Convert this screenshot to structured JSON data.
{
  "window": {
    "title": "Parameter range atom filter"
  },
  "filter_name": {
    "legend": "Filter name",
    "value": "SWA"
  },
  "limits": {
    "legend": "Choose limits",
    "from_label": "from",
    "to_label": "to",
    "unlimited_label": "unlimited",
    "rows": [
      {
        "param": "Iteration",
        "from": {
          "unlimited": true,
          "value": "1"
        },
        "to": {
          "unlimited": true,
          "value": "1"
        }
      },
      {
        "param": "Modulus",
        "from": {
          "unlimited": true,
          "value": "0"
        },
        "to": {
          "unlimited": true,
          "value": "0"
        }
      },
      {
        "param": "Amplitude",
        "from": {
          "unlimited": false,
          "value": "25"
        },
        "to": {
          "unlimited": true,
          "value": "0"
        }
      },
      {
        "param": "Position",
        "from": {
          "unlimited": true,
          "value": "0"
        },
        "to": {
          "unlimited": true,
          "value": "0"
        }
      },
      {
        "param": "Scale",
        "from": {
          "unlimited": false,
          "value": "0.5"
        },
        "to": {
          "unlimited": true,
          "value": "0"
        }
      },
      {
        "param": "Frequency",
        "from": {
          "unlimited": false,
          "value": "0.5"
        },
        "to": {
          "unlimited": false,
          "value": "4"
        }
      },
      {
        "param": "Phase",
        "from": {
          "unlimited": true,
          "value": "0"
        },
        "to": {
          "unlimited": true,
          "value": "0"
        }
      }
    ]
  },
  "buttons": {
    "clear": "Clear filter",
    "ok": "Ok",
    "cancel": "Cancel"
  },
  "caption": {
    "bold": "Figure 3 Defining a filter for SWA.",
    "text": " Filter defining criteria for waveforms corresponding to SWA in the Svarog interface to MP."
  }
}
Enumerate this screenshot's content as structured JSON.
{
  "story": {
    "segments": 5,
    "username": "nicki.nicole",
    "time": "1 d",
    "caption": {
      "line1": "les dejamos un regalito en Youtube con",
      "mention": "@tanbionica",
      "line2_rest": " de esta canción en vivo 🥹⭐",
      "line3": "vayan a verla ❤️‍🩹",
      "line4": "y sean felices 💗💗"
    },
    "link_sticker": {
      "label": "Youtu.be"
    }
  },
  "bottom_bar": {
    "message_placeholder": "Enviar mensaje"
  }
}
_ _ _ _
Goal of the exercise → Word for word, extract all the records.

Expected answer →
Convert this screenshot to structured JSON data.
{
  "window": {
    "title": "Parameter range atom filter"
  },
  "filter_name": {
    "legend": "Filter name",
    "value": "SWA"
  },
  "limits": {
    "legend": "Choose limits",
    "from_label": "from",
    "to_label": "to",
    "unlimited_label": "unlimited",
    "rows": [
      {
        "param": "Iteration",
        "from": {
          "unlimited": true,
          "value": "1"
        },
        "to": {
          "unlimited": true,
          "value": "1"
        }
      },
      {
        "param": "Modulus",
        "from": {
          "unlimited": true,
          "value": "0"
        },
        "to": {
          "unlimited": true,
          "value": "0"
        }
      },
      {
        "param": "Amplitude",
        "from": {
          "unlimited": false,
          "value": "25"
        },
        "to": {
          "unlimited": true,
          "value": "0"
        }
      },
      {
        "param": "Position",
        "from": {
          "unlimited": true,
          "value": "0"
        },
        "to": {
          "unlimited": true,
          "value": "0"
        }
      },
      {
        "param": "Scale",
        "from": {
          "unlimited": false,
          "value": "0.5"
        },
        "to": {
          "unlimited": true,
          "value": "0"
        }
      },
      {
        "param": "Frequency",
        "from": {
          "unlimited": false,
          "value": "0.5"
        },
        "to": {
          "unlimited": false,
          "value": "4"
        }
      },
      {
        "param": "Phase",
        "from": {
          "unlimited": true,
          "value": "0"
        },
        "to": {
          "unlimited": true,
          "value": "0"
        }
      }
    ]
  },
  "buttons": {
    "clear": "Clear filter",
    "ok": "Ok",
    "cancel": "Cancel"
  },
  "caption": {
    "bold": "Figure 3 Defining a filter for SWA.",
    "text": " Filter defining criteria for waveforms corresponding to SWA in the Svarog interface to MP."
  }
}
Enumerate this screenshot's content as structured JSON.
{
  "story": {
    "segments": 5,
    "username": "nicki.nicole",
    "time": "1 d",
    "caption": {
      "line1": "les dejamos un regalito en Youtube con",
      "mention": "@tanbionica",
      "line2_rest": " de esta canción en vivo 🥹⭐",
      "line3": "vayan a verla ❤️‍🩹",
      "line4": "y sean felices 💗💗"
    },
    "link_sticker": {
      "label": "Youtu.be"
    }
  },
  "bottom_bar": {
    "message_placeholder": "Enviar mensaje"
  }
}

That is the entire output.